● Job 1
Answer briefly from the text on the Lurrus banning:
(a) Which deck does the text name as the exception among decks that are barely recognizable from before?
(b) How does the text describe Lurrus' body, cost and keyword?

Timing-related griping aside, getting rid of Lurrus of the Dream-Den is no bad thing for Modern. It was the only card from my Watchlist I definitely thought would be banned this year, it was always a problem that would need to be tackled sooner or later. Which the data was cleanly backing up. However, it does beg the classic question of "What now?" Lurrus has been a defining card for long enough that the format had twisted around it and decks from before are barely recognizable. Except for Burn. While it's still quite early, the answer is quite surprising.

On the Banning

To reiterate, I approve of banning Lurrus. That Cat wore out its welcome a long time ago. To be fair, Lurrus' textbox isn't inherently too powerful. A 3/2 for three with lifelink that gets back a cheap nonland permanent once per turn isn't so impressive. I don't think Lurrus would have seen much Standard play, let alone Modern, if not for the companion mechanic.

● Given records
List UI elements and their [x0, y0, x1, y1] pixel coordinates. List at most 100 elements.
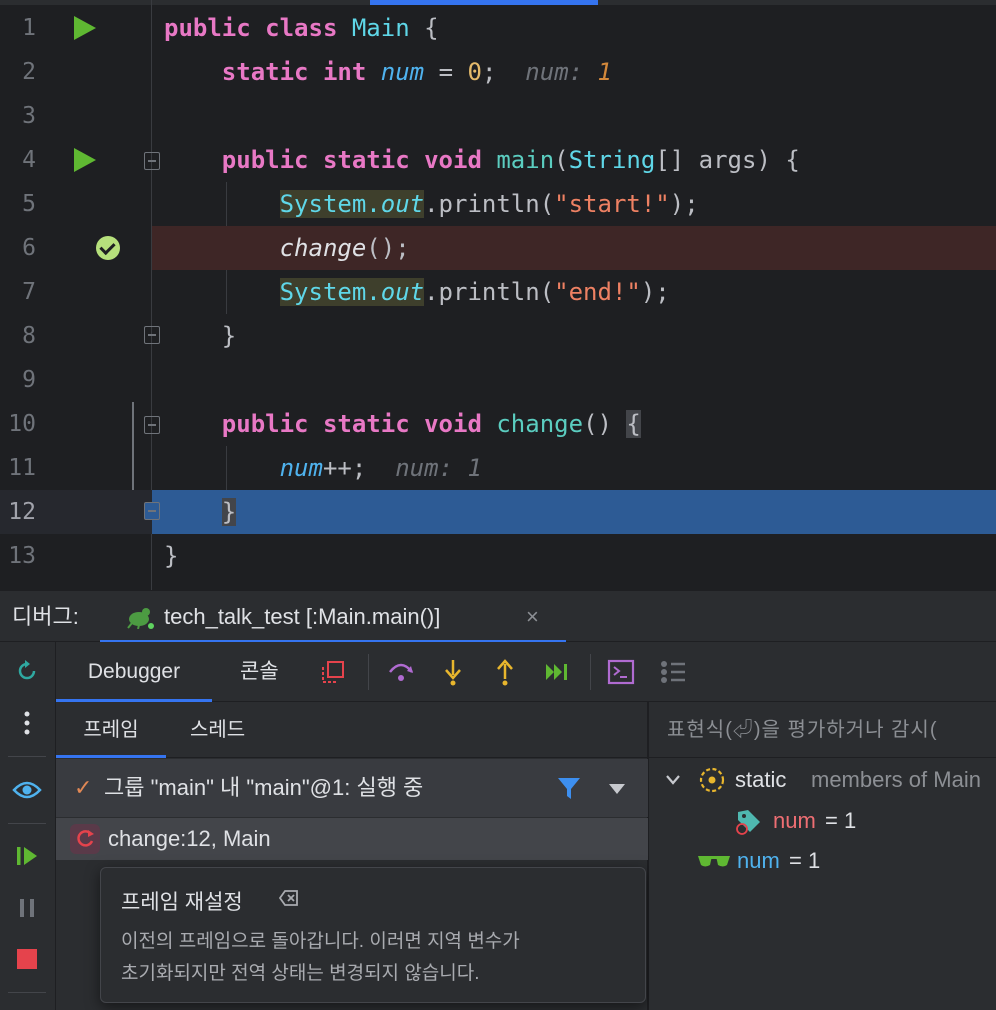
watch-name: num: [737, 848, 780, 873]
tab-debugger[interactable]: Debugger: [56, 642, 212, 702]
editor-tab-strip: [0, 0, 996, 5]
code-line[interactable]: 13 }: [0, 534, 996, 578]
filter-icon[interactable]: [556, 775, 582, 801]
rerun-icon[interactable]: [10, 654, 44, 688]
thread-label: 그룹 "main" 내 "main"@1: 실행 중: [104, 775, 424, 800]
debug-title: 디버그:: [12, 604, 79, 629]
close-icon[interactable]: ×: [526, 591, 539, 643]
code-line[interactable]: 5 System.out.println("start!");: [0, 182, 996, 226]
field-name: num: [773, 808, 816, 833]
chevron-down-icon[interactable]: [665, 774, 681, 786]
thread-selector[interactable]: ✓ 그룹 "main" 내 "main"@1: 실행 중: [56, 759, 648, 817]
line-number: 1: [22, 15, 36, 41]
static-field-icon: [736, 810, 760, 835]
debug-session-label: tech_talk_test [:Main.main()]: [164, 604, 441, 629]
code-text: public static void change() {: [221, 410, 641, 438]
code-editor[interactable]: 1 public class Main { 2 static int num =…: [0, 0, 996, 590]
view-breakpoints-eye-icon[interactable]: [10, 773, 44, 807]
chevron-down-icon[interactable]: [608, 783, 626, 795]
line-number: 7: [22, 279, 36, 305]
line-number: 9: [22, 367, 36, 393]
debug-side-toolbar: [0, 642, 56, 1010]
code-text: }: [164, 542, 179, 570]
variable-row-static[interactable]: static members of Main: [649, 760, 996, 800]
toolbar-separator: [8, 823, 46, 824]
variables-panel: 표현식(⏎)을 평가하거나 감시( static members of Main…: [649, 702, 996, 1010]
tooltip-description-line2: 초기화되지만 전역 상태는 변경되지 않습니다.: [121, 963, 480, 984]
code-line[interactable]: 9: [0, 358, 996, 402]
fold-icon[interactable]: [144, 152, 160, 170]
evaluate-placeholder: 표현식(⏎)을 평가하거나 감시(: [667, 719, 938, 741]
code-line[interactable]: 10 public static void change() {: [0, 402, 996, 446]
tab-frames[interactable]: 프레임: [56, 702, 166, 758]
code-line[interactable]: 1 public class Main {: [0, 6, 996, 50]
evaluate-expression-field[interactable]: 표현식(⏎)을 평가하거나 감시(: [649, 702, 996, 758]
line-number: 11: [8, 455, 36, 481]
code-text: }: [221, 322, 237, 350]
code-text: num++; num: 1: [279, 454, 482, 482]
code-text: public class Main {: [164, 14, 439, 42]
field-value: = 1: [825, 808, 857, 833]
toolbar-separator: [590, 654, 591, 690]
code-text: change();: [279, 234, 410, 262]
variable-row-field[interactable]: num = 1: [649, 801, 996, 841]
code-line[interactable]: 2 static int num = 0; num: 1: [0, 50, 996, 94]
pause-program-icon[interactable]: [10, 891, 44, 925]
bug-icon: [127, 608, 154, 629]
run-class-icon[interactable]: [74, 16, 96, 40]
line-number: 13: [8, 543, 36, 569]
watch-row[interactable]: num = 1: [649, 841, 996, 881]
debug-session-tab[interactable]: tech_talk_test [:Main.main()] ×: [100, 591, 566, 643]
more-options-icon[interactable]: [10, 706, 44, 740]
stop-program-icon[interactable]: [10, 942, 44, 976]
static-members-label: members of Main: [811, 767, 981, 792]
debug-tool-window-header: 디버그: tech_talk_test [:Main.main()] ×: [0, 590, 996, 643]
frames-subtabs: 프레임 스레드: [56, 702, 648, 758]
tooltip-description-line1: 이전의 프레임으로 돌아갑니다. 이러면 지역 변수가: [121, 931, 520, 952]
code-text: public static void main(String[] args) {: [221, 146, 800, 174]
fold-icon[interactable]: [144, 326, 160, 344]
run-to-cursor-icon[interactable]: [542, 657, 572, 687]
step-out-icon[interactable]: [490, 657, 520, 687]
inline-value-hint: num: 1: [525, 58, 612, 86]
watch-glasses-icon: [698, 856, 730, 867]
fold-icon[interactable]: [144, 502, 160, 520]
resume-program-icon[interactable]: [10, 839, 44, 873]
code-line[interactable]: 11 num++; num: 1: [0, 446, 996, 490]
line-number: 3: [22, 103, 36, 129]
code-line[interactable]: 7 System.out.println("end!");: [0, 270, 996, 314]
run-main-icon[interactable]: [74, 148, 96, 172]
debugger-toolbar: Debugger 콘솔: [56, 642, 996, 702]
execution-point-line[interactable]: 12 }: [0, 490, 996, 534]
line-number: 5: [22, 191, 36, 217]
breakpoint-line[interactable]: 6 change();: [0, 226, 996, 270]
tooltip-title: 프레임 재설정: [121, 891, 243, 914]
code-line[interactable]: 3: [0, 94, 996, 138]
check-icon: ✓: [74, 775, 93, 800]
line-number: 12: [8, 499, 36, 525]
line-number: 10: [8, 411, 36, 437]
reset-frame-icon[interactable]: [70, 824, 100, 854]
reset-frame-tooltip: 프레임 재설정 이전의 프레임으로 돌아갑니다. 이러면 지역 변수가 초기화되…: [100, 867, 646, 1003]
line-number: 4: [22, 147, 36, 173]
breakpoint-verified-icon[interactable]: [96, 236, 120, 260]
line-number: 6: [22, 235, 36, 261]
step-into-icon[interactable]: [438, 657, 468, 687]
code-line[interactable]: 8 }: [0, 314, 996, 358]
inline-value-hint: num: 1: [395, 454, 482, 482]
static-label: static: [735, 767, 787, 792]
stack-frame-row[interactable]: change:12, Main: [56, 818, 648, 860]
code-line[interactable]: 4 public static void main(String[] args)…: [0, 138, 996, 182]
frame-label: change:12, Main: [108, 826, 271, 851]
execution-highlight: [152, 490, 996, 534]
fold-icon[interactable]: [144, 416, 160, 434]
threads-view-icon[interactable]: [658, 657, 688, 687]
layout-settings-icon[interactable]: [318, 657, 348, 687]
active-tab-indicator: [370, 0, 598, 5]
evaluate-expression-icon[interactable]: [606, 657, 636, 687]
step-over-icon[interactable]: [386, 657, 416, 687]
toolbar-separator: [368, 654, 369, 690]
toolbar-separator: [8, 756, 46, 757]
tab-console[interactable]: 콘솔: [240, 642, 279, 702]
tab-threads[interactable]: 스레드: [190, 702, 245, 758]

---

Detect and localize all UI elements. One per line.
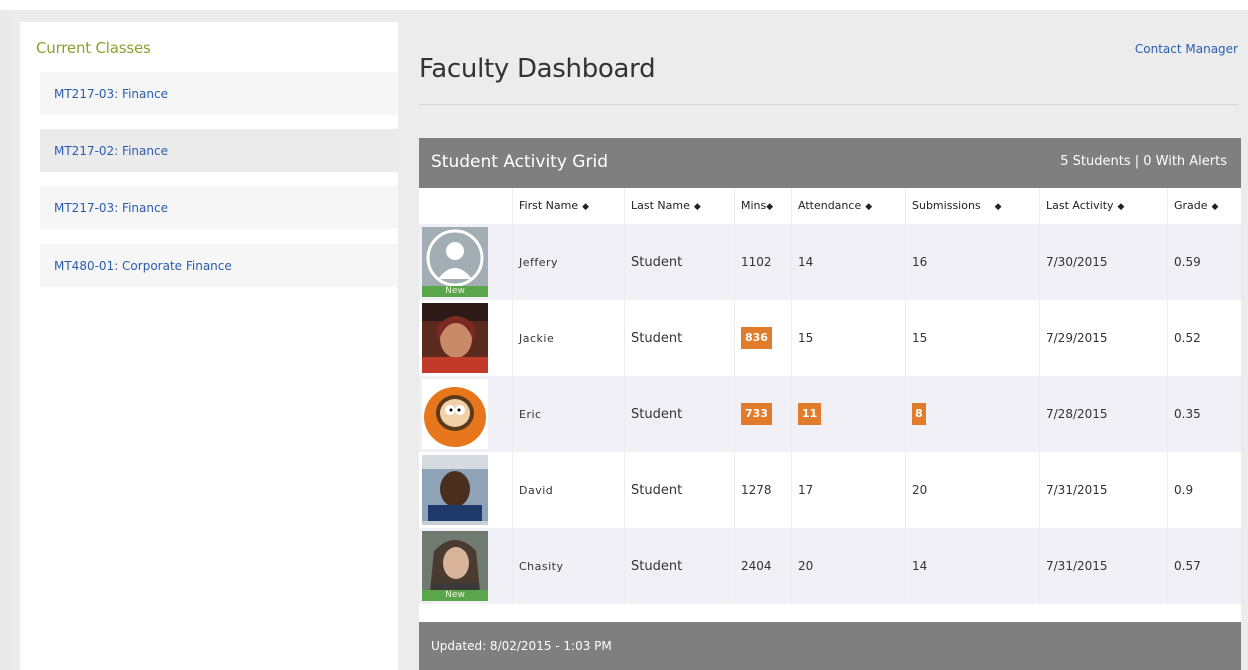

● Job 2
From the records, extract every line from the line with "List UI elements" to the line with "debug-title: 디버그:: [12, 604, 79, 629]", both included, copying each line character for character. Leave out the pictures.

● Task output 1
(a) Burn.
(b) A 3/2 for three with lifelink.

● Task output 2
List UI elements and their [x0, y0, x1, y1] pixel coordinates. List at most 100 elements.
watch-name: num: [737, 848, 780, 873]
tab-debugger[interactable]: Debugger: [56, 642, 212, 702]
editor-tab-strip: [0, 0, 996, 5]
code-line[interactable]: 13 }: [0, 534, 996, 578]
filter-icon[interactable]: [556, 775, 582, 801]
rerun-icon[interactable]: [10, 654, 44, 688]
thread-label: 그룹 "main" 내 "main"@1: 실행 중: [104, 775, 424, 800]
debug-title: 디버그:: [12, 604, 79, 629]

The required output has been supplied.